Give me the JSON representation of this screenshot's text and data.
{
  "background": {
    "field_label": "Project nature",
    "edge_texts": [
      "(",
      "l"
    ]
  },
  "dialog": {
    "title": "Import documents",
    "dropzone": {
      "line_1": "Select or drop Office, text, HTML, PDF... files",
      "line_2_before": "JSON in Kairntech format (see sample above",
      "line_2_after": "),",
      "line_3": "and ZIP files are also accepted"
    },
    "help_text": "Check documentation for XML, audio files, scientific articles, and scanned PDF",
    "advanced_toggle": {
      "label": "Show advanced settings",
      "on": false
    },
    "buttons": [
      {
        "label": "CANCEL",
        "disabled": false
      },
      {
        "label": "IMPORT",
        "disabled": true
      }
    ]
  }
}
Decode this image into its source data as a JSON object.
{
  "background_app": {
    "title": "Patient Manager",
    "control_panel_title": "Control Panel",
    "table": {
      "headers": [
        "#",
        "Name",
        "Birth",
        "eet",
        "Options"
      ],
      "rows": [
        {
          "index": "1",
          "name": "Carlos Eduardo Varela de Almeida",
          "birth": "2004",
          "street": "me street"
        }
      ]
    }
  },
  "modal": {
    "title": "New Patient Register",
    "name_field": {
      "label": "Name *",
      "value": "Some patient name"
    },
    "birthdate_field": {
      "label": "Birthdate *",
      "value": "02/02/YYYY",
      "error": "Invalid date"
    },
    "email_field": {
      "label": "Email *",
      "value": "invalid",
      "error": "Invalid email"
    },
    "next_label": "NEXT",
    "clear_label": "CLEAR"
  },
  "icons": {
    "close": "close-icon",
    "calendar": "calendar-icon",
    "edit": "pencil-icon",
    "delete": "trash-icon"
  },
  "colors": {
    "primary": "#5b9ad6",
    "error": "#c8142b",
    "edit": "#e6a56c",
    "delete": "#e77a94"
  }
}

-.-.-

> [STATED EXERCISE] In the listing above, locate each line with "value" and copy it.

> [COMPLETE ANSWER]
      "value": "Some patient name"
      "value": "02/02/YYYY",
      "value": "invalid",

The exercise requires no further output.